→ Exercise requirements
Every record should be written out exactly, please.

→ Provided information
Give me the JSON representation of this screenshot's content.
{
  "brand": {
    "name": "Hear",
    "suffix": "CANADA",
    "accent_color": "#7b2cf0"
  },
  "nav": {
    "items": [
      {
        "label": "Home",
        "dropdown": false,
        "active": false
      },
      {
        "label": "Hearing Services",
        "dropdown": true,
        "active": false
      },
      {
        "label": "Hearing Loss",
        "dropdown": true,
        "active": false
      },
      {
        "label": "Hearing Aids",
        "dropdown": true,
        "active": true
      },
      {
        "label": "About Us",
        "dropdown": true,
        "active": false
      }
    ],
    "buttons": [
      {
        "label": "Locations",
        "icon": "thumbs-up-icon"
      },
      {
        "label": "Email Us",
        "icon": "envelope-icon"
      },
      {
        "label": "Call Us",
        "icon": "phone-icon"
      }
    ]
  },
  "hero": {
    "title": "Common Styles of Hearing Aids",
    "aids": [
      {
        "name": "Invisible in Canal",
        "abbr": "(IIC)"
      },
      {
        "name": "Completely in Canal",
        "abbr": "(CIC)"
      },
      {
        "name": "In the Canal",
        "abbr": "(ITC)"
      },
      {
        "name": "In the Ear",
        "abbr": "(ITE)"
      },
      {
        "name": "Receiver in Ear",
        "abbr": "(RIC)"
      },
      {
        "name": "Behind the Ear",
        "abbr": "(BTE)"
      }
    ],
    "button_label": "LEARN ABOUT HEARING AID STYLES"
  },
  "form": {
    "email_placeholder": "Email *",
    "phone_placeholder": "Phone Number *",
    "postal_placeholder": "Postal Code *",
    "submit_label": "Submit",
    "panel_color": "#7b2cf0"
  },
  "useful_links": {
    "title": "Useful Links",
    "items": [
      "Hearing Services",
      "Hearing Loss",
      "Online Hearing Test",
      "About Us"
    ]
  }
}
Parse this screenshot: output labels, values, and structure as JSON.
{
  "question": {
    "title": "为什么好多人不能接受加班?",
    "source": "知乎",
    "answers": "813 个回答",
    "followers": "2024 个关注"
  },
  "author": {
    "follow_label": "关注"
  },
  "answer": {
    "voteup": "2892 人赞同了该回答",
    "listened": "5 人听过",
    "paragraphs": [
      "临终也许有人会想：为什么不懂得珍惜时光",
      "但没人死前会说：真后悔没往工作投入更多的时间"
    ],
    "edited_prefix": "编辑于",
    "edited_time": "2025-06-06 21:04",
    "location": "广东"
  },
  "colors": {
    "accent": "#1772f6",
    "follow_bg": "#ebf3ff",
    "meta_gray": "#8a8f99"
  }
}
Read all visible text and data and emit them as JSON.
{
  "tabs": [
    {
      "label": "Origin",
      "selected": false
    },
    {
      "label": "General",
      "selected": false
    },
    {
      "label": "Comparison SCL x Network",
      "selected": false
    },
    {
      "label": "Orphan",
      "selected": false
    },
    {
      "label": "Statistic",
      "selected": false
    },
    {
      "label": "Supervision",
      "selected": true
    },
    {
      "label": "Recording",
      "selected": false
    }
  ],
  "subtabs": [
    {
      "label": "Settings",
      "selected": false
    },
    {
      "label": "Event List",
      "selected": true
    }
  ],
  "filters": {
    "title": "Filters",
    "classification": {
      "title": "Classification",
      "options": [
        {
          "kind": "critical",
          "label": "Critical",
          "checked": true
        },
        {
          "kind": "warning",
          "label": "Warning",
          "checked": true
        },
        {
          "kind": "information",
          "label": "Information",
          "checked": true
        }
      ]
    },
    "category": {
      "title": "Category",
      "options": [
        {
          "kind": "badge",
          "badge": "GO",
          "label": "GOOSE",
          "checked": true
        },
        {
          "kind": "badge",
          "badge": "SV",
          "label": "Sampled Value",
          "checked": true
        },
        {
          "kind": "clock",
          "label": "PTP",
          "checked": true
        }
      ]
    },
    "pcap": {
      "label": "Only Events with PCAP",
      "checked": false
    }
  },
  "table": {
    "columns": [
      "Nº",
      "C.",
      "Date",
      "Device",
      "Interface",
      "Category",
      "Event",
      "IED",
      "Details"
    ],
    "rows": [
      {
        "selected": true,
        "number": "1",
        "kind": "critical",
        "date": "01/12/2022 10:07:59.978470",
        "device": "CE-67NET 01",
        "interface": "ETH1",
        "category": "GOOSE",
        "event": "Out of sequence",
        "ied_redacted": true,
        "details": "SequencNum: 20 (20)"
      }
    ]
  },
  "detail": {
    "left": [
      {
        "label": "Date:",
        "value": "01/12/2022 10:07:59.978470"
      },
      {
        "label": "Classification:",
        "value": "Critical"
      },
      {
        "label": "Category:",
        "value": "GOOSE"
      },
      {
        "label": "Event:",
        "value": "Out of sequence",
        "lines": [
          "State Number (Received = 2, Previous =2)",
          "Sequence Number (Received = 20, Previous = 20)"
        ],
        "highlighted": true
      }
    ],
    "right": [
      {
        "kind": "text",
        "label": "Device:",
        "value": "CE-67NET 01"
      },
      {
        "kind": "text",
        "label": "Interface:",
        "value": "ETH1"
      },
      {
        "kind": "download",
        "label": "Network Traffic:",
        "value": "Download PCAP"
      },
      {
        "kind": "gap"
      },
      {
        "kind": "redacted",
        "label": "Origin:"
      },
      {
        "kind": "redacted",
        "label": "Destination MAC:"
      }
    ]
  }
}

→ Result below
Give me the JSON representation of this screenshot's content.
{
  "brand": {
    "name": "Hear",
    "suffix": "CANADA",
    "accent_color": "#7b2cf0"
  },
  "nav": {
    "items": [
      {
        "label": "Home",
        "dropdown": false,
        "active": false
      },
      {
        "label": "Hearing Services",
        "dropdown": true,
        "active": false
      },
      {
        "label": "Hearing Loss",
        "dropdown": true,
        "active": false
      },
      {
        "label": "Hearing Aids",
        "dropdown": true,
        "active": true
      },
      {
        "label": "About Us",
        "dropdown": true,
        "active": false
      }
    ],
    "buttons": [
      {
        "label": "Locations",
        "icon": "thumbs-up-icon"
      },
      {
        "label": "Email Us",
        "icon": "envelope-icon"
      },
      {
        "label": "Call Us",
        "icon": "phone-icon"
      }
    ]
  },
  "hero": {
    "title": "Common Styles of Hearing Aids",
    "aids": [
      {
        "name": "Invisible in Canal",
        "abbr": "(IIC)"
      },
      {
        "name": "Completely in Canal",
        "abbr": "(CIC)"
      },
      {
        "name": "In the Canal",
        "abbr": "(ITC)"
      },
      {
        "name": "In the Ear",
        "abbr": "(ITE)"
      },
      {
        "name": "Receiver in Ear",
        "abbr": "(RIC)"
      },
      {
        "name": "Behind the Ear",
        "abbr": "(BTE)"
      }
    ],
    "button_label": "LEARN ABOUT HEARING AID STYLES"
  },
  "form": {
    "email_placeholder": "Email *",
    "phone_placeholder": "Phone Number *",
    "postal_placeholder": "Postal Code *",
    "submit_label": "Submit",
    "panel_color": "#7b2cf0"
  },
  "useful_links": {
    "title": "Useful Links",
    "items": [
      "Hearing Services",
      "Hearing Loss",
      "Online Hearing Test",
      "About Us"
    ]
  }
}
Parse this screenshot: output labels, values, and structure as JSON.
{
  "question": {
    "title": "为什么好多人不能接受加班?",
    "source": "知乎",
    "answers": "813 个回答",
    "followers": "2024 个关注"
  },
  "author": {
    "follow_label": "关注"
  },
  "answer": {
    "voteup": "2892 人赞同了该回答",
    "listened": "5 人听过",
    "paragraphs": [
      "临终也许有人会想：为什么不懂得珍惜时光",
      "但没人死前会说：真后悔没往工作投入更多的时间"
    ],
    "edited_prefix": "编辑于",
    "edited_time": "2025-06-06 21:04",
    "location": "广东"
  },
  "colors": {
    "accent": "#1772f6",
    "follow_bg": "#ebf3ff",
    "meta_gray": "#8a8f99"
  }
}
Read all visible text and data and emit them as JSON.
{
  "tabs": [
    {
      "label": "Origin",
      "selected": false
    },
    {
      "label": "General",
      "selected": false
    },
    {
      "label": "Comparison SCL x Network",
      "selected": false
    },
    {
      "label": "Orphan",
      "selected": false
    },
    {
      "label": "Statistic",
      "selected": false
    },
    {
      "label": "Supervision",
      "selected": true
    },
    {
      "label": "Recording",
      "selected": false
    }
  ],
  "subtabs": [
    {
      "label": "Settings",
      "selected": false
    },
    {
      "label": "Event List",
      "selected": true
    }
  ],
  "filters": {
    "title": "Filters",
    "classification": {
      "title": "Classification",
      "options": [
        {
          "kind": "critical",
          "label": "Critical",
          "checked": true
        },
        {
          "kind": "warning",
          "label": "Warning",
          "checked": true
        },
        {
          "kind": "information",
          "label": "Information",
          "checked": true
        }
      ]
    },
    "category": {
      "title": "Category",
      "options": [
        {
          "kind": "badge",
          "badge": "GO",
          "label": "GOOSE",
          "checked": true
        },
        {
          "kind": "badge",
          "badge": "SV",
          "label": "Sampled Value",
          "checked": true
        },
        {
          "kind": "clock",
          "label": "PTP",
          "checked": true
        }
      ]
    },
    "pcap": {
      "label": "Only Events with PCAP",
      "checked": false
    }
  },
  "table": {
    "columns": [
      "Nº",
      "C.",
      "Date",
      "Device",
      "Interface",
      "Category",
      "Event",
      "IED",
      "Details"
    ],
    "rows": [
      {
        "selected": true,
        "number": "1",
        "kind": "critical",
        "date": "01/12/2022 10:07:59.978470",
        "device": "CE-67NET 01",
        "interface": "ETH1",
        "category": "GOOSE",
        "event": "Out of sequence",
        "ied_redacted": true,
        "details": "SequencNum: 20 (20)"
      }
    ]
  },
  "detail": {
    "left": [
      {
        "label": "Date:",
        "value": "01/12/2022 10:07:59.978470"
      },
      {
        "label": "Classification:",
        "value": "Critical"
      },
      {
        "label": "Category:",
        "value": "GOOSE"
      },
      {
        "label": "Event:",
        "value": "Out of sequence",
        "lines": [
          "State Number (Received = 2, Previous =2)",
          "Sequence Number (Received = 20, Previous = 20)"
        ],
        "highlighted": true
      }
    ],
    "right": [
      {
        "kind": "text",
        "label": "Device:",
        "value": "CE-67NET 01"
      },
      {
        "kind": "text",
        "label": "Interface:",
        "value": "ETH1"
      },
      {
        "kind": "download",
        "label": "Network Traffic:",
        "value": "Download PCAP"
      },
      {
        "kind": "gap"
      },
      {
        "kind": "redacted",
        "label": "Origin:"
      },
      {
        "kind": "redacted",
        "label": "Destination MAC:"
      }
    ]
  }
}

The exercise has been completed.